--- START ---

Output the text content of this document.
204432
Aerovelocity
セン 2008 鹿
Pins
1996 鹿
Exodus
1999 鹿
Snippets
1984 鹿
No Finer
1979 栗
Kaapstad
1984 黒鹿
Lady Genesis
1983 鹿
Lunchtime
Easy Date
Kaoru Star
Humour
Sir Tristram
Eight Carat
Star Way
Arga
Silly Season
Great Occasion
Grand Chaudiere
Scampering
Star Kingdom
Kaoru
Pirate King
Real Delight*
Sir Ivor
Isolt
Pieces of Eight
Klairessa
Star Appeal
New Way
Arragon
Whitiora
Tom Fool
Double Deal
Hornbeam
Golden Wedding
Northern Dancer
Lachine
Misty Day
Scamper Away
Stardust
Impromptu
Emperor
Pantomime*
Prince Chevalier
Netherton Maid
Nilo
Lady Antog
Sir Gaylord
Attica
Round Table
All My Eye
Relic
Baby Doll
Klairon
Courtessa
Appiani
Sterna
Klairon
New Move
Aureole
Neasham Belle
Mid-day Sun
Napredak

--- END ---

# About this exercise
Retype the listing above word for word.

# Answer section
Output the text content of this document.
204432
Aerovelocity
セン 2008 鹿
Pins
1996 鹿
Exodus
1999 鹿
Snippets
1984 鹿
No Finer
1979 栗
Kaapstad
1984 黒鹿
Lady Genesis
1983 鹿
Lunchtime
Easy Date
Kaoru Star
Humour
Sir Tristram
Eight Carat
Star Way
Arga
Silly Season
Great Occasion
Grand Chaudiere
Scampering
Star Kingdom
Kaoru
Pirate King
Real Delight*
Sir Ivor
Isolt
Pieces of Eight
Klairessa
Star Appeal
New Way
Arragon
Whitiora
Tom Fool
Double Deal
Hornbeam
Golden Wedding
Northern Dancer
Lachine
Misty Day
Scamper Away
Stardust
Impromptu
Emperor
Pantomime*
Prince Chevalier
Netherton Maid
Nilo
Lady Antog
Sir Gaylord
Attica
Round Table
All My Eye
Relic
Baby Doll
Klairon
Courtessa
Appiani
Sterna
Klairon
New Move
Aureole
Neasham Belle
Mid-day Sun
Napredak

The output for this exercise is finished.